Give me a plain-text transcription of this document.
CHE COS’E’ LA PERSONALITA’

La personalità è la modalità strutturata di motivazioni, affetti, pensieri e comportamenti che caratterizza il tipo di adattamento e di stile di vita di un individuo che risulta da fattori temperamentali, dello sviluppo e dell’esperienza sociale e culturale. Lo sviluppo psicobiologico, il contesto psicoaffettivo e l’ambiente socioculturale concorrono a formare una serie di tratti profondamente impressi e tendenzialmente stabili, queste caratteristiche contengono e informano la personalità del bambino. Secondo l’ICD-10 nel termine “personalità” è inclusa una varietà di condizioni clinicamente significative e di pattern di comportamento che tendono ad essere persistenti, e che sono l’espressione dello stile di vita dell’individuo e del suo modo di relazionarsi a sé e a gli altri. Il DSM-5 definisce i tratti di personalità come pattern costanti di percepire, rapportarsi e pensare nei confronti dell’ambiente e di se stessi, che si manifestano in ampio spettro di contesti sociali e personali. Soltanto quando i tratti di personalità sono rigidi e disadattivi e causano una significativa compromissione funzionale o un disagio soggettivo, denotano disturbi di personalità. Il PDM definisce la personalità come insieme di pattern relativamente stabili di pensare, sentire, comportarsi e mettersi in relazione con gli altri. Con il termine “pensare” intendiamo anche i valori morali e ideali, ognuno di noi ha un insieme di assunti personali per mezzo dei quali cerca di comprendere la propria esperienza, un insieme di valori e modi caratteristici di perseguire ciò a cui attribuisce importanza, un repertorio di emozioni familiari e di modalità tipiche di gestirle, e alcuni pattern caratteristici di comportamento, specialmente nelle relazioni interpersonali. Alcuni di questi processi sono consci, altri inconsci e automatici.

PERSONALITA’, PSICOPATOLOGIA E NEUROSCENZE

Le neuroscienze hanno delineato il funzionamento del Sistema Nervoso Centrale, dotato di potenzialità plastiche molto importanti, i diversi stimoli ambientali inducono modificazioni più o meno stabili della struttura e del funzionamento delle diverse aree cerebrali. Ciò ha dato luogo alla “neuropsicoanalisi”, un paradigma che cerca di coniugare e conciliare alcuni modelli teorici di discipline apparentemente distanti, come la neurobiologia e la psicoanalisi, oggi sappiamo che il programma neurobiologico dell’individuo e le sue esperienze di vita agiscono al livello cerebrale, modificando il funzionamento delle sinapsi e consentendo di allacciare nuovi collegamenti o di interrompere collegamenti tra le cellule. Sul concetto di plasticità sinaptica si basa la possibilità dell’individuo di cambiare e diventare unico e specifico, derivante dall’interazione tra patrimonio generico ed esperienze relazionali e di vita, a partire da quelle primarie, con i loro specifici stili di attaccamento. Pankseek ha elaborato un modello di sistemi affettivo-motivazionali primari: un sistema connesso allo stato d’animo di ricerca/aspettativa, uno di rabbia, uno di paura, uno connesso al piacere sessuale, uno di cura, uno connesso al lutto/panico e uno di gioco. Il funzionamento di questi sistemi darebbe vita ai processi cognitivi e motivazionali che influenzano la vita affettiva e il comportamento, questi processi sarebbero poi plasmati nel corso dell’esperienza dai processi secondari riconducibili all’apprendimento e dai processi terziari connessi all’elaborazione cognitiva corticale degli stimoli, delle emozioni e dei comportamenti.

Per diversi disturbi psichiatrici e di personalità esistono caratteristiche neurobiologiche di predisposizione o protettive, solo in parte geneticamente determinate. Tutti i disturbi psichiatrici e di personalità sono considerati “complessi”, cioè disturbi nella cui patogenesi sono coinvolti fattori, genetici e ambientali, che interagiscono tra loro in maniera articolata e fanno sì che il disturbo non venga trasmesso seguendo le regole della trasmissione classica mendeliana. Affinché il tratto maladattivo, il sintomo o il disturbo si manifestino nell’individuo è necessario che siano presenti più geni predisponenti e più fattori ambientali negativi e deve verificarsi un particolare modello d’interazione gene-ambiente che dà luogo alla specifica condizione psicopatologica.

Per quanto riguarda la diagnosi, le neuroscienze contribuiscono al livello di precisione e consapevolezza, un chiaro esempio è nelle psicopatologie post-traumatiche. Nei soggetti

════════════════════

TASK STATEMENT ▸ Please copy every line from the entries that includes the word "PERSONALITA".

COMPLETED TASK ▸
CHE COS’E’ LA PERSONALITA’
PERSONALITA’, PSICOPATOLOGIA E NEUROSCENZE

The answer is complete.